Make an exact copy of the listing below.

## Material for this task
★ ★ ★ ★ ★

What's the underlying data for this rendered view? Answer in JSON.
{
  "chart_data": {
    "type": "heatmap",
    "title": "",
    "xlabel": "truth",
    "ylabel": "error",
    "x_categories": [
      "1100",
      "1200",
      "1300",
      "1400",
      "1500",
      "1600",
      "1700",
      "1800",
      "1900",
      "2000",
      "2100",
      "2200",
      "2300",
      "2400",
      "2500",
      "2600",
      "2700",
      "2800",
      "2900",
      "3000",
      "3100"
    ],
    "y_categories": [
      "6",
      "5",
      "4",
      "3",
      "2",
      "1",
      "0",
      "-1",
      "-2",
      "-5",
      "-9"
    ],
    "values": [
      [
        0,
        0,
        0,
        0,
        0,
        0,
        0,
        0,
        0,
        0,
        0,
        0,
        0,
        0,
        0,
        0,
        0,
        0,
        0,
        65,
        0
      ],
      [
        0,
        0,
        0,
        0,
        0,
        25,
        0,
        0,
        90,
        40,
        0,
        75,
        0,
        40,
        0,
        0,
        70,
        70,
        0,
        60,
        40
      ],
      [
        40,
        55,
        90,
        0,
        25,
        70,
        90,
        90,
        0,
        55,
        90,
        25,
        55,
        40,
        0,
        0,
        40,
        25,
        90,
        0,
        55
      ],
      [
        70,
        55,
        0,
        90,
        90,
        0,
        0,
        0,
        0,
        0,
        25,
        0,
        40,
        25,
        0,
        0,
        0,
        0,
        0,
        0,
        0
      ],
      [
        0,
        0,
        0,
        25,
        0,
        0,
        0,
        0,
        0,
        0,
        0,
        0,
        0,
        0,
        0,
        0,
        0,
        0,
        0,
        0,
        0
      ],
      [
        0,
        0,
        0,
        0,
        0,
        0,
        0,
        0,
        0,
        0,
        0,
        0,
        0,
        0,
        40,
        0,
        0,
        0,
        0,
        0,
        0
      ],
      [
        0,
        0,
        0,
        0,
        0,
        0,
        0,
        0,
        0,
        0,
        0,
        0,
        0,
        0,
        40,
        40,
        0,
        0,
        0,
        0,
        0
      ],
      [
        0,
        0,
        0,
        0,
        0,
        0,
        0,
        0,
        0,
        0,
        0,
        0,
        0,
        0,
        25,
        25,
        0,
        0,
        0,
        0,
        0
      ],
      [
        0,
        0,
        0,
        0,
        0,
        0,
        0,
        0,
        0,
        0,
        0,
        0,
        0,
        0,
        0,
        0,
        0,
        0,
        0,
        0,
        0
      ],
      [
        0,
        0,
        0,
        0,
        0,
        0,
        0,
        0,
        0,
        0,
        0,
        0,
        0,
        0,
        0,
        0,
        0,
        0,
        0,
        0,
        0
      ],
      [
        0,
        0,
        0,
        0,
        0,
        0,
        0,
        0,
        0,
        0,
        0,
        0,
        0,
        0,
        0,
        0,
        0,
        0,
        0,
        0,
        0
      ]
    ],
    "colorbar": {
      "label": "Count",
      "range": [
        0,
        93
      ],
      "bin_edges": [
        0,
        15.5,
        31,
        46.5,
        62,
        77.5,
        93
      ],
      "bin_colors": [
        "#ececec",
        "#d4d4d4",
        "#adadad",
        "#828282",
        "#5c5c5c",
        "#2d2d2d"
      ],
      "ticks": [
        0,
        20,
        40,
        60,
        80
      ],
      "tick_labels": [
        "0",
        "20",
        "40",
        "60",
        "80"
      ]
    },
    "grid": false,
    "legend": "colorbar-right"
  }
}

★ ★ ★ ★ ★

## Correct response
What's the underlying data for this rendered view? Answer in JSON.
{
  "chart_data": {
    "type": "heatmap",
    "title": "",
    "xlabel": "truth",
    "ylabel": "error",
    "x_categories": [
      "1100",
      "1200",
      "1300",
      "1400",
      "1500",
      "1600",
      "1700",
      "1800",
      "1900",
      "2000",
      "2100",
      "2200",
      "2300",
      "2400",
      "2500",
      "2600",
      "2700",
      "2800",
      "2900",
      "3000",
      "3100"
    ],
    "y_categories": [
      "6",
      "5",
      "4",
      "3",
      "2",
      "1",
      "0",
      "-1",
      "-2",
      "-5",
      "-9"
    ],
    "values": [
      [
        0,
        0,
        0,
        0,
        0,
        0,
        0,
        0,
        0,
        0,
        0,
        0,
        0,
        0,
        0,
        0,
        0,
        0,
        0,
        65,
        0
      ],
      [
        0,
        0,
        0,
        0,
        0,
        25,
        0,
        0,
        90,
        40,
        0,
        75,
        0,
        40,
        0,
        0,
        70,
        70,
        0,
        60,
        40
      ],
      [
        40,
        55,
        90,
        0,
        25,
        70,
        90,
        90,
        0,
        55,
        90,
        25,
        55,
        40,
        0,
        0,
        40,
        25,
        90,
        0,
        55
      ],
      [
        70,
        55,
        0,
        90,
        90,
        0,
        0,
        0,
        0,
        0,
        25,
        0,
        40,
        25,
        0,
        0,
        0,
        0,
        0,
        0,
        0
      ],
      [
        0,
        0,
        0,
        25,
        0,
        0,
        0,
        0,
        0,
        0,
        0,
        0,
        0,
        0,
        0,
        0,
        0,
        0,
        0,
        0,
        0
      ],
      [
        0,
        0,
        0,
        0,
        0,
        0,
        0,
        0,
        0,
        0,
        0,
        0,
        0,
        0,
        40,
        0,
        0,
        0,
        0,
        0,
        0
      ],
      [
        0,
        0,
        0,
        0,
        0,
        0,
        0,
        0,
        0,
        0,
        0,
        0,
        0,
        0,
        40,
        40,
        0,
        0,
        0,
        0,
        0
      ],
      [
        0,
        0,
        0,
        0,
        0,
        0,
        0,
        0,
        0,
        0,
        0,
        0,
        0,
        0,
        25,
        25,
        0,
        0,
        0,
        0,
        0
      ],
      [
        0,
        0,
        0,
        0,
        0,
        0,
        0,
        0,
        0,
        0,
        0,
        0,
        0,
        0,
        0,
        0,
        0,
        0,
        0,
        0,
        0
      ],
      [
        0,
        0,
        0,
        0,
        0,
        0,
        0,
        0,
        0,
        0,
        0,
        0,
        0,
        0,
        0,
        0,
        0,
        0,
        0,
        0,
        0
      ],
      [
        0,
        0,
        0,
        0,
        0,
        0,
        0,
        0,
        0,
        0,
        0,
        0,
        0,
        0,
        0,
        0,
        0,
        0,
        0,
        0,
        0
      ]
    ],
    "colorbar": {
      "label": "Count",
      "range": [
        0,
        93
      ],
      "bin_edges": [
        0,
        15.5,
        31,
        46.5,
        62,
        77.5,
        93
      ],
      "bin_colors": [
        "#ececec",
        "#d4d4d4",
        "#adadad",
        "#828282",
        "#5c5c5c",
        "#2d2d2d"
      ],
      "ticks": [
        0,
        20,
        40,
        60,
        80
      ],
      "tick_labels": [
        "0",
        "20",
        "40",
        "60",
        "80"
      ]
    },
    "grid": false,
    "legend": "colorbar-right"
  }
}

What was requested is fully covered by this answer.